### Set problem:
Every entry needs to be reproduced exactly.

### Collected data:
<<<<

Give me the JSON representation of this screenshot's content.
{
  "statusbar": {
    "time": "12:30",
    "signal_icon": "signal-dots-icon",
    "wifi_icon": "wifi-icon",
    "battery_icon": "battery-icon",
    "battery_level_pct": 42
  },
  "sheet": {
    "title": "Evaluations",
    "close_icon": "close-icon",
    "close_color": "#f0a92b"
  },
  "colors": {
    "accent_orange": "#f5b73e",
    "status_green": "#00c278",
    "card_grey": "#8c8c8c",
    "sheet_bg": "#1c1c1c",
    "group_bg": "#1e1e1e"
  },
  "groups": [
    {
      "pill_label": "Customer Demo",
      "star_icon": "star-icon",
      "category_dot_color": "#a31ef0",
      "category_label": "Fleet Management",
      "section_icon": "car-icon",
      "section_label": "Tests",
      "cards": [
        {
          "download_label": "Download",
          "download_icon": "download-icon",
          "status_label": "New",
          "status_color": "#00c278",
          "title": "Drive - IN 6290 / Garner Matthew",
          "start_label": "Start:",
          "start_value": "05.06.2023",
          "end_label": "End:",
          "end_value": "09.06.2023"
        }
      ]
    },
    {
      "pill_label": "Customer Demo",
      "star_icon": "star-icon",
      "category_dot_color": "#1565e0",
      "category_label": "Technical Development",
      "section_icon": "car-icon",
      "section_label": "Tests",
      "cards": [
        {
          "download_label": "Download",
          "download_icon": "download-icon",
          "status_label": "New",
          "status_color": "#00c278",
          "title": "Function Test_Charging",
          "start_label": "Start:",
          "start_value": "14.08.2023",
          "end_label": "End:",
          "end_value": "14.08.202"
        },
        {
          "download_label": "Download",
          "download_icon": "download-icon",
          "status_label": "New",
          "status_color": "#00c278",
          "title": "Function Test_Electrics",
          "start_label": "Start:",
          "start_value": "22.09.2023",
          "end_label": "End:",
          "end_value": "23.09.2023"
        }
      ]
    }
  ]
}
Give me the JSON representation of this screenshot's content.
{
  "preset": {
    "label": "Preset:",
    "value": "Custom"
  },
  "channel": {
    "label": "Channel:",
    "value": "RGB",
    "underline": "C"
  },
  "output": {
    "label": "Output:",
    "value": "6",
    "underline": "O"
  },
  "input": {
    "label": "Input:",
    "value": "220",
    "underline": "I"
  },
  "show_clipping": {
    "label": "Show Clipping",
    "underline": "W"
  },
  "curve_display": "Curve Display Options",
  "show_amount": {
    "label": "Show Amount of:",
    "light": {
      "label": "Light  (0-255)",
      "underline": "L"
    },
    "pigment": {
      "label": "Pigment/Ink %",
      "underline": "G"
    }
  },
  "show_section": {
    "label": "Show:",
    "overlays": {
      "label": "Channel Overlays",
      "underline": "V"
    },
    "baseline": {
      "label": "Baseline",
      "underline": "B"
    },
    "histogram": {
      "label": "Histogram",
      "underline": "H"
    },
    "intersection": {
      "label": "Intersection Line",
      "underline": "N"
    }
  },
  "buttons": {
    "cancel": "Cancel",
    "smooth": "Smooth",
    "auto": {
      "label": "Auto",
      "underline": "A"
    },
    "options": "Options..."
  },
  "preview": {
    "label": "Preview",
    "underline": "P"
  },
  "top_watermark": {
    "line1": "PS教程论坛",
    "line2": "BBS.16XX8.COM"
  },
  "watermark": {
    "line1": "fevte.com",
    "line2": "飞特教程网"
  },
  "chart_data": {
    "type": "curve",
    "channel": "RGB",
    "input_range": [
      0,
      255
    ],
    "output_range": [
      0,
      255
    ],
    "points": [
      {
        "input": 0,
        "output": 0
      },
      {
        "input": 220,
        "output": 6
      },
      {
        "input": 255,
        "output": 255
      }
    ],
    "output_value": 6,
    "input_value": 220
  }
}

>>>>

### Output of the exercise:
Give me the JSON representation of this screenshot's content.
{
  "statusbar": {
    "time": "12:30",
    "signal_icon": "signal-dots-icon",
    "wifi_icon": "wifi-icon",
    "battery_icon": "battery-icon",
    "battery_level_pct": 42
  },
  "sheet": {
    "title": "Evaluations",
    "close_icon": "close-icon",
    "close_color": "#f0a92b"
  },
  "colors": {
    "accent_orange": "#f5b73e",
    "status_green": "#00c278",
    "card_grey": "#8c8c8c",
    "sheet_bg": "#1c1c1c",
    "group_bg": "#1e1e1e"
  },
  "groups": [
    {
      "pill_label": "Customer Demo",
      "star_icon": "star-icon",
      "category_dot_color": "#a31ef0",
      "category_label": "Fleet Management",
      "section_icon": "car-icon",
      "section_label": "Tests",
      "cards": [
        {
          "download_label": "Download",
          "download_icon": "download-icon",
          "status_label": "New",
          "status_color": "#00c278",
          "title": "Drive - IN 6290 / Garner Matthew",
          "start_label": "Start:",
          "start_value": "05.06.2023",
          "end_label": "End:",
          "end_value": "09.06.2023"
        }
      ]
    },
    {
      "pill_label": "Customer Demo",
      "star_icon": "star-icon",
      "category_dot_color": "#1565e0",
      "category_label": "Technical Development",
      "section_icon": "car-icon",
      "section_label": "Tests",
      "cards": [
        {
          "download_label": "Download",
          "download_icon": "download-icon",
          "status_label": "New",
          "status_color": "#00c278",
          "title": "Function Test_Charging",
          "start_label": "Start:",
          "start_value": "14.08.2023",
          "end_label": "End:",
          "end_value": "14.08.202"
        },
        {
          "download_label": "Download",
          "download_icon": "download-icon",
          "status_label": "New",
          "status_color": "#00c278",
          "title": "Function Test_Electrics",
          "start_label": "Start:",
          "start_value": "22.09.2023",
          "end_label": "End:",
          "end_value": "23.09.2023"
        }
      ]
    }
  ]
}
Give me the JSON representation of this screenshot's content.
{
  "preset": {
    "label": "Preset:",
    "value": "Custom"
  },
  "channel": {
    "label": "Channel:",
    "value": "RGB",
    "underline": "C"
  },
  "output": {
    "label": "Output:",
    "value": "6",
    "underline": "O"
  },
  "input": {
    "label": "Input:",
    "value": "220",
    "underline": "I"
  },
  "show_clipping": {
    "label": "Show Clipping",
    "underline": "W"
  },
  "curve_display": "Curve Display Options",
  "show_amount": {
    "label": "Show Amount of:",
    "light": {
      "label": "Light  (0-255)",
      "underline": "L"
    },
    "pigment": {
      "label": "Pigment/Ink %",
      "underline": "G"
    }
  },
  "show_section": {
    "label": "Show:",
    "overlays": {
      "label": "Channel Overlays",
      "underline": "V"
    },
    "baseline": {
      "label": "Baseline",
      "underline": "B"
    },
    "histogram": {
      "label": "Histogram",
      "underline": "H"
    },
    "intersection": {
      "label": "Intersection Line",
      "underline": "N"
    }
  },
  "buttons": {
    "cancel": "Cancel",
    "smooth": "Smooth",
    "auto": {
      "label": "Auto",
      "underline": "A"
    },
    "options": "Options..."
  },
  "preview": {
    "label": "Preview",
    "underline": "P"
  },
  "top_watermark": {
    "line1": "PS教程论坛",
    "line2": "BBS.16XX8.COM"
  },
  "watermark": {
    "line1": "fevte.com",
    "line2": "飞特教程网"
  },
  "chart_data": {
    "type": "curve",
    "channel": "RGB",
    "input_range": [
      0,
      255
    ],
    "output_range": [
      0,
      255
    ],
    "points": [
      {
        "input": 0,
        "output": 0
      },
      {
        "input": 220,
        "output": 6
      },
      {
        "input": 255,
        "output": 255
      }
    ],
    "output_value": 6,
    "input_value": 220
  }
}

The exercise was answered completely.